[Start of DATA TO PROCESS]

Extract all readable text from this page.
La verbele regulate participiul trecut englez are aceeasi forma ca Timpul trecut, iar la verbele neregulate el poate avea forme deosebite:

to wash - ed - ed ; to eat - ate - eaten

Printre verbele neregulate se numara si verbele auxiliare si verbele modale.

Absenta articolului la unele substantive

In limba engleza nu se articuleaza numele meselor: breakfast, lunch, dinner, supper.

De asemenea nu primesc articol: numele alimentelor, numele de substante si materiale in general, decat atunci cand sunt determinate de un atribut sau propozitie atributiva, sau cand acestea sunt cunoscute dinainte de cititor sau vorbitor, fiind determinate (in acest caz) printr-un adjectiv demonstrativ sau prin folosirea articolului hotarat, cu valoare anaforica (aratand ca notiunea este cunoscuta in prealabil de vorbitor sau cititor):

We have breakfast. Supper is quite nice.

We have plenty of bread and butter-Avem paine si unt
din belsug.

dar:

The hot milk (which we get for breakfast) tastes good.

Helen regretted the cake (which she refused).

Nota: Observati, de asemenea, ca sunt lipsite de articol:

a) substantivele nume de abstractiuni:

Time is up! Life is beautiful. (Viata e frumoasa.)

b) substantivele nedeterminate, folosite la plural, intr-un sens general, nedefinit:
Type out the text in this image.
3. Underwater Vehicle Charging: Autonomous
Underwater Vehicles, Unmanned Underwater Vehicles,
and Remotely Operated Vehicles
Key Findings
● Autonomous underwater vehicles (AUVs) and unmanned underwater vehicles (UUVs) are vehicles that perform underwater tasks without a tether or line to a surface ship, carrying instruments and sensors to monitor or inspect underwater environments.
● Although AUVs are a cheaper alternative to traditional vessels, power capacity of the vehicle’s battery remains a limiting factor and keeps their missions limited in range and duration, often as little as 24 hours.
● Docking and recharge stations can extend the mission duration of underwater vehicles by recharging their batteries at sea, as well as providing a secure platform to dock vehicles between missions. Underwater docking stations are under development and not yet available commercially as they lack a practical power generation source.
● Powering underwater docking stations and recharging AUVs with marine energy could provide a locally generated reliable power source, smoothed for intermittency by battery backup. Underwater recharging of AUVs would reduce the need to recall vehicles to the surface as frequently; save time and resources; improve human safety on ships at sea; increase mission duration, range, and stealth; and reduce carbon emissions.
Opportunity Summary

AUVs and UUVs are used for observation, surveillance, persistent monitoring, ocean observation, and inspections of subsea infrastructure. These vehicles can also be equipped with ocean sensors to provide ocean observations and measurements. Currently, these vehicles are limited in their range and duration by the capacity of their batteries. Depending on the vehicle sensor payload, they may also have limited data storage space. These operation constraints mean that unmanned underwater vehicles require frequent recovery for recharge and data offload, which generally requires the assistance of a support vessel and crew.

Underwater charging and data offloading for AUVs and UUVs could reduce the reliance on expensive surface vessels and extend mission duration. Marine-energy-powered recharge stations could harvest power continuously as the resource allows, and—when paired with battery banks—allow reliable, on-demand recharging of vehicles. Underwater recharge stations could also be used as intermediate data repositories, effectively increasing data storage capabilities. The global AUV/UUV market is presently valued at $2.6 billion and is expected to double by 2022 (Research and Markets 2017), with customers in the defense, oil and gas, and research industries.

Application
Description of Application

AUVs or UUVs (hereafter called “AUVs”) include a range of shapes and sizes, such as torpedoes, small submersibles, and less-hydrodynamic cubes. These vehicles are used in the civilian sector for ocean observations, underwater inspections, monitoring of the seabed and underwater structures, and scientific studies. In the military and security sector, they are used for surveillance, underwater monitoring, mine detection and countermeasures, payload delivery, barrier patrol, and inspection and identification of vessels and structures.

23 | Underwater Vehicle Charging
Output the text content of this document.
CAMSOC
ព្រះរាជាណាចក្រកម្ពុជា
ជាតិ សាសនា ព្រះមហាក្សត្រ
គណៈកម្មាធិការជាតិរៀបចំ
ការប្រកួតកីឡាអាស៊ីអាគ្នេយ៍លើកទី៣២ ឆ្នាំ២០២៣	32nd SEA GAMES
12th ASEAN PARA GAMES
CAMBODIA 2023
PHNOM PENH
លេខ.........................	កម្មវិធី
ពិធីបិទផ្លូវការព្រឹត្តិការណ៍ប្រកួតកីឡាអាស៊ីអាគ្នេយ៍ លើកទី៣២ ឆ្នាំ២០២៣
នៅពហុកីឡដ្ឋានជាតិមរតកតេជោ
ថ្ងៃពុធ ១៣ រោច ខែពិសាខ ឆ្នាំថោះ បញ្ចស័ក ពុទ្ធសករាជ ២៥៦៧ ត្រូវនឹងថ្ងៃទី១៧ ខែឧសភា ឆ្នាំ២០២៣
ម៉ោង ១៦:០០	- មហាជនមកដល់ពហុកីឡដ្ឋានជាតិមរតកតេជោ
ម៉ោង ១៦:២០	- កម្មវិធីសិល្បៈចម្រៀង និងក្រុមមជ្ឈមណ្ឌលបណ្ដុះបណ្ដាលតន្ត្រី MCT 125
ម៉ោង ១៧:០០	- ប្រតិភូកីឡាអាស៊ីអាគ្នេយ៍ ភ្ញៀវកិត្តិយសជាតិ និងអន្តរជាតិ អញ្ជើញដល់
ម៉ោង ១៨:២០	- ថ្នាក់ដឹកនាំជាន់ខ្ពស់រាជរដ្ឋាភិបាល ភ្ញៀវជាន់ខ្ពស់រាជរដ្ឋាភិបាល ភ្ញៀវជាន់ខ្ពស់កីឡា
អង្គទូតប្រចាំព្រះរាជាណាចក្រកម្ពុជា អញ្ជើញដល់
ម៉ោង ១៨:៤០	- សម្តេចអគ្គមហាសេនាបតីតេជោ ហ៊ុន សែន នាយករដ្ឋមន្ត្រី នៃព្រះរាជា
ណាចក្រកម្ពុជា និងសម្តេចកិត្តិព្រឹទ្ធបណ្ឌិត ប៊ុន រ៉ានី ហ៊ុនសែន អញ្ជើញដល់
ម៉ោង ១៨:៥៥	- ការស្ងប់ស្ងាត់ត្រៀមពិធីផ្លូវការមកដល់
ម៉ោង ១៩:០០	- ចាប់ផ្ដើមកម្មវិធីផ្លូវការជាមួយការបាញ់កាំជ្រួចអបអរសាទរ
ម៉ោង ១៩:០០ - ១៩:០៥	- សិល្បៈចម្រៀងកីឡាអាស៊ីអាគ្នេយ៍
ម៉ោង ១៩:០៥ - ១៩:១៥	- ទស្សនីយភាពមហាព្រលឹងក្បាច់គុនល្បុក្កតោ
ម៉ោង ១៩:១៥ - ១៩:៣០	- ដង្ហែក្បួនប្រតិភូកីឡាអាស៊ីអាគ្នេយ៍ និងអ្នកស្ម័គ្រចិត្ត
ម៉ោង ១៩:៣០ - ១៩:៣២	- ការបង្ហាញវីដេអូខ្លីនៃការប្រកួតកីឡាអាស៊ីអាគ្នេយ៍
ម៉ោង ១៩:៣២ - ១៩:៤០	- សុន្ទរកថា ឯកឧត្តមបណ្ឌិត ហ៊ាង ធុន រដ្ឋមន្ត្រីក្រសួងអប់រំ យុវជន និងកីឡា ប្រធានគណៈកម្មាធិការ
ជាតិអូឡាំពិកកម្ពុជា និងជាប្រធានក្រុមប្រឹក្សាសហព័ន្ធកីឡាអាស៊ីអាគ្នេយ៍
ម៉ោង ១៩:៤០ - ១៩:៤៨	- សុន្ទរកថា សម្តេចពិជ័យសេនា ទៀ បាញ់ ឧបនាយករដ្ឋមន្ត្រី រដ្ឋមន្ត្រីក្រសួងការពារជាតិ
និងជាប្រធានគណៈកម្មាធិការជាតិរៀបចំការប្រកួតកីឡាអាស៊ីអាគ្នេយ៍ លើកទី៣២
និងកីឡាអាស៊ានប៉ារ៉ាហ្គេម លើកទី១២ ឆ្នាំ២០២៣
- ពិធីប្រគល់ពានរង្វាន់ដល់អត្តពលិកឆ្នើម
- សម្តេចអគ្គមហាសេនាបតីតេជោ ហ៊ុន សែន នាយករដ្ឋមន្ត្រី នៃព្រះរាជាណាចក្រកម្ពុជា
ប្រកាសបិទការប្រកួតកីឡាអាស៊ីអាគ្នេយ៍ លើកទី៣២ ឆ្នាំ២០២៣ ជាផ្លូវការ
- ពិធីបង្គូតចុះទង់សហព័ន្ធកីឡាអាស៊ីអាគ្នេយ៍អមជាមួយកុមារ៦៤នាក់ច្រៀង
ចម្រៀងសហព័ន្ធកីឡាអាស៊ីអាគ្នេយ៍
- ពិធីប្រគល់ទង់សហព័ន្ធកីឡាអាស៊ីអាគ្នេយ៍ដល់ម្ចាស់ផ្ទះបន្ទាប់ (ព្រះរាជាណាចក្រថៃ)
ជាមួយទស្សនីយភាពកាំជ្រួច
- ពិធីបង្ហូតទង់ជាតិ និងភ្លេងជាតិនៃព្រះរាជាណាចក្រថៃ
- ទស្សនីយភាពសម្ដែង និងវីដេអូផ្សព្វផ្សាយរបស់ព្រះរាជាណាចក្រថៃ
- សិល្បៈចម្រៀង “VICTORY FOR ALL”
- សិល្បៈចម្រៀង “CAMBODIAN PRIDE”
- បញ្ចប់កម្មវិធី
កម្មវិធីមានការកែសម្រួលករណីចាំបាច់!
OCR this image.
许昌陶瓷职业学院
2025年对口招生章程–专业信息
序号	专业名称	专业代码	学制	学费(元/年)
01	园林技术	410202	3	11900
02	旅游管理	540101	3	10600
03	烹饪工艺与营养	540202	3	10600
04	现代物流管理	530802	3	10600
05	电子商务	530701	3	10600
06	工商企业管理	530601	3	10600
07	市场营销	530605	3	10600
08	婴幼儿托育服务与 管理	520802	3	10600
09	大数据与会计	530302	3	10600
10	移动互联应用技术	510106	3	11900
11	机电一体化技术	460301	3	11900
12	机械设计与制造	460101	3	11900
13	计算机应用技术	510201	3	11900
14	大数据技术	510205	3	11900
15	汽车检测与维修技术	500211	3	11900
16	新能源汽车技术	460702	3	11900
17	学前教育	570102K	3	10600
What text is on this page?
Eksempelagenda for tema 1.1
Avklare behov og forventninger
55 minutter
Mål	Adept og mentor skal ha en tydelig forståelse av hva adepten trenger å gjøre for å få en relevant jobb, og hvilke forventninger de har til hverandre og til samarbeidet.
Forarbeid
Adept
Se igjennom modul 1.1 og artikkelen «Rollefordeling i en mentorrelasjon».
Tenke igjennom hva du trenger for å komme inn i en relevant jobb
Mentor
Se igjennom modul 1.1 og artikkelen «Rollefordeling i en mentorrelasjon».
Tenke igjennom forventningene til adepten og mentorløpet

[End of DATA TO PROCESS]

GIVEN REQUEST> Lines from the records above that hold "Autonomous" are the ones to list.

CORRECT ANSWER>
3. Underwater Vehicle Charging: Autonomous
● Autonomous underwater vehicles (AUVs) and unmanned underwater vehicles (UUVs) are vehicles that perform underwater tasks without a tether or line to a surface ship, carrying instruments and sensors to monitor or inspect underwater environments.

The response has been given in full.